:: Dataset records
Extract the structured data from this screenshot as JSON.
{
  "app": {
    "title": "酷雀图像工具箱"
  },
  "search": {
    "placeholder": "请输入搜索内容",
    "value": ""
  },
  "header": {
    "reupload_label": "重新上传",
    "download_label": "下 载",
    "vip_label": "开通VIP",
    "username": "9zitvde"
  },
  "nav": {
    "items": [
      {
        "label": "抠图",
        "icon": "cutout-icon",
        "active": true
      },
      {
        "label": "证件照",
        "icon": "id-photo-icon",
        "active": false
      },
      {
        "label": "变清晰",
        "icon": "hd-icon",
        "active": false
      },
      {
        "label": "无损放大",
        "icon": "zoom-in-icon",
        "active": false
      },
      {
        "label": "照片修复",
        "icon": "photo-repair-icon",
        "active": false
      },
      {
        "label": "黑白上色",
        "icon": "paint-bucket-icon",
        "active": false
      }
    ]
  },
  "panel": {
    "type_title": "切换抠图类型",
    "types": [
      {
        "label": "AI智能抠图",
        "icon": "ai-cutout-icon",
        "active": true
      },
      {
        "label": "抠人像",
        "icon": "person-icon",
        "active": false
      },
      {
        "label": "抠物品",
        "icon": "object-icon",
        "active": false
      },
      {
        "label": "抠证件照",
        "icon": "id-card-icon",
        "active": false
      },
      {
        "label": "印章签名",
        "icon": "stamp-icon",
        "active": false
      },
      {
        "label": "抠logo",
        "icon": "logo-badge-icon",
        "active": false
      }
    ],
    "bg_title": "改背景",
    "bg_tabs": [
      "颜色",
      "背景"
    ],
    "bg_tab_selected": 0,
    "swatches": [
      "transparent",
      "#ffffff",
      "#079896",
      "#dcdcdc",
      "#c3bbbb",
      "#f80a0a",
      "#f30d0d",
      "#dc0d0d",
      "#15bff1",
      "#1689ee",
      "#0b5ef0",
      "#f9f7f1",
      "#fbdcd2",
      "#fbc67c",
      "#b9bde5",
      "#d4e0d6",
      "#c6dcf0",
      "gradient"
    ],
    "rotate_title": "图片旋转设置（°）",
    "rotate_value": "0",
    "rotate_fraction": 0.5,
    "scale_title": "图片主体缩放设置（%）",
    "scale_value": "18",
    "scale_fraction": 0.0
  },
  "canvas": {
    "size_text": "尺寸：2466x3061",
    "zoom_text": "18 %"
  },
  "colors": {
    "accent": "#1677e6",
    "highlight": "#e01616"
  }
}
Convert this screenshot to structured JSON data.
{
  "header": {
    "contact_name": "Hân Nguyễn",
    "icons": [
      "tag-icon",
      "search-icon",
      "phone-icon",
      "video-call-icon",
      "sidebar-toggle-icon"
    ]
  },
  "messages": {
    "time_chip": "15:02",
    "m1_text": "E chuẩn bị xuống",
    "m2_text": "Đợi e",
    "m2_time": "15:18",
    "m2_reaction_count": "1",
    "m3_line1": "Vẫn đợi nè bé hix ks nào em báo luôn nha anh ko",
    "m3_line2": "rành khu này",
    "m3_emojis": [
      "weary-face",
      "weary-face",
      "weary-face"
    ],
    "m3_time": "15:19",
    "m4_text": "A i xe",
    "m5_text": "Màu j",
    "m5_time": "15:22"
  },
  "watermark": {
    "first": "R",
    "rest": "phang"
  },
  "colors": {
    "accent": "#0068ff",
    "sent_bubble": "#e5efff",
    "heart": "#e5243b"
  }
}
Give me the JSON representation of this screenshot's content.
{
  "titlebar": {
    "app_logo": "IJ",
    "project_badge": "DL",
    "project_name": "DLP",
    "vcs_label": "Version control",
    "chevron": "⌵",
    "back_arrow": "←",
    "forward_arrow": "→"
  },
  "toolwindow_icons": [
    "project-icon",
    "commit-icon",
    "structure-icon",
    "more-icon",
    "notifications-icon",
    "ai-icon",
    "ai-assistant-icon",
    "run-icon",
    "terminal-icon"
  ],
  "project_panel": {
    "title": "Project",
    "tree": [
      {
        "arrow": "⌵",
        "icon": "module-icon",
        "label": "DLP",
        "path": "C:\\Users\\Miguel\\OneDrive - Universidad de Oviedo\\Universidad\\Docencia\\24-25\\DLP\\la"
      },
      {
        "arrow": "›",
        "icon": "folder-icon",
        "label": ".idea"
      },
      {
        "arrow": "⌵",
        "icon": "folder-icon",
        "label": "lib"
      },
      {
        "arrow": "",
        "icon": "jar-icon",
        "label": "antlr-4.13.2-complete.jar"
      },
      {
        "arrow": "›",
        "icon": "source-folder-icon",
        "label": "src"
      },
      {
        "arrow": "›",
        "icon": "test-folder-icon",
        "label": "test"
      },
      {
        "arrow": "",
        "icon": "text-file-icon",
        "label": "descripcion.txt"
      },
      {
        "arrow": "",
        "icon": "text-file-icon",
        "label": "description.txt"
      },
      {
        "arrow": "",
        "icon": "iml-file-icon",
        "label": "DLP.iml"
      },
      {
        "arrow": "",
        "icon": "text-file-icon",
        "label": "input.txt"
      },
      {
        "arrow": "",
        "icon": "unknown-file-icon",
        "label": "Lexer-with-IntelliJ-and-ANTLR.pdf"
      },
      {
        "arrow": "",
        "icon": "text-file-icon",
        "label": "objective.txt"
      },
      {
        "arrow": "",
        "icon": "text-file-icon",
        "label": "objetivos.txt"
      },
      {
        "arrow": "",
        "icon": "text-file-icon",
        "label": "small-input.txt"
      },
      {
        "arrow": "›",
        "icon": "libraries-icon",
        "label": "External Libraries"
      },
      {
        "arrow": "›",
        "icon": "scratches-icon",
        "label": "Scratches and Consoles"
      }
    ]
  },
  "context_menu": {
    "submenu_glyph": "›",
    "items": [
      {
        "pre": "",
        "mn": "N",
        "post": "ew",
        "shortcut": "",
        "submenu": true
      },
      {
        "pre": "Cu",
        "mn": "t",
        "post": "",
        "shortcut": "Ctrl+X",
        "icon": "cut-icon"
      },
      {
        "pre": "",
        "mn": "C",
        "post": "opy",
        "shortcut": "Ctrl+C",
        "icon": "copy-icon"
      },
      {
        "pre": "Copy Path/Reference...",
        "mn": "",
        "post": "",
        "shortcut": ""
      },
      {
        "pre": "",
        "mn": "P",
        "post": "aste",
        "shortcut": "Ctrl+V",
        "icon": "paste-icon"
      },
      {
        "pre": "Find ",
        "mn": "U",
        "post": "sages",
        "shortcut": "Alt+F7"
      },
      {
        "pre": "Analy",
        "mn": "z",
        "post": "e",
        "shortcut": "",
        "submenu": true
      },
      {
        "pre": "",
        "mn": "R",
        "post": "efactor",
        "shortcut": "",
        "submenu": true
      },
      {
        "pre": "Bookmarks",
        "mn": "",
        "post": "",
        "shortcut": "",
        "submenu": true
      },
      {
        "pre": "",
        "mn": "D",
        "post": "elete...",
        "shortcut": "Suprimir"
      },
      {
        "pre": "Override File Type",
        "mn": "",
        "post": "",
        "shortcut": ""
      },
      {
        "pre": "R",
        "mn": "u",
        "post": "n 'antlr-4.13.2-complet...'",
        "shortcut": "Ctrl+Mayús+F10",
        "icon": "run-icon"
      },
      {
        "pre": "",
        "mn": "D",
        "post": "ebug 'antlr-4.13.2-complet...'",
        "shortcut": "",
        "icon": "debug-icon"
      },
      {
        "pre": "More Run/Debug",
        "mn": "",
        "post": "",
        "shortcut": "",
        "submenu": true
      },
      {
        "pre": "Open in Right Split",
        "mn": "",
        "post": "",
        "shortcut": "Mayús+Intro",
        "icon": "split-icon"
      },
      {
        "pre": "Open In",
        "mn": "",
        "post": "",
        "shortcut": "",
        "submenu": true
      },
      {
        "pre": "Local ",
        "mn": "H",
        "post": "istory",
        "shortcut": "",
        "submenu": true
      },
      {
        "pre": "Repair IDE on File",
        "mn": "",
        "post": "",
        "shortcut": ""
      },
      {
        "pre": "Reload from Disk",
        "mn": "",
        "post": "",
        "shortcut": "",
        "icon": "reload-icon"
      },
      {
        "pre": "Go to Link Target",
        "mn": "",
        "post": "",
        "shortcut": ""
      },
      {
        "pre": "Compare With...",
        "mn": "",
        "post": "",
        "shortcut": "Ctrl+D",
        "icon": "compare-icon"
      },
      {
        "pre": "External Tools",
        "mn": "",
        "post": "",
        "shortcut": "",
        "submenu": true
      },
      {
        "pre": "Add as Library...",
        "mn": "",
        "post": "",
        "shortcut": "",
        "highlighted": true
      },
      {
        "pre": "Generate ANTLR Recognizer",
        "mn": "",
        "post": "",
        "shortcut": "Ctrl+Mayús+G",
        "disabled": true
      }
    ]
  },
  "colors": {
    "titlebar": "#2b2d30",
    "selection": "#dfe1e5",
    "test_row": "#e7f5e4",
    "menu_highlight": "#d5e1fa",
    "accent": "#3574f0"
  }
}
::::
■ Exercise prompt ■
Select and copy every line from the records that includes the word "input".

■ Result of this task ■
        "label": "input.txt"
        "label": "small-input.txt"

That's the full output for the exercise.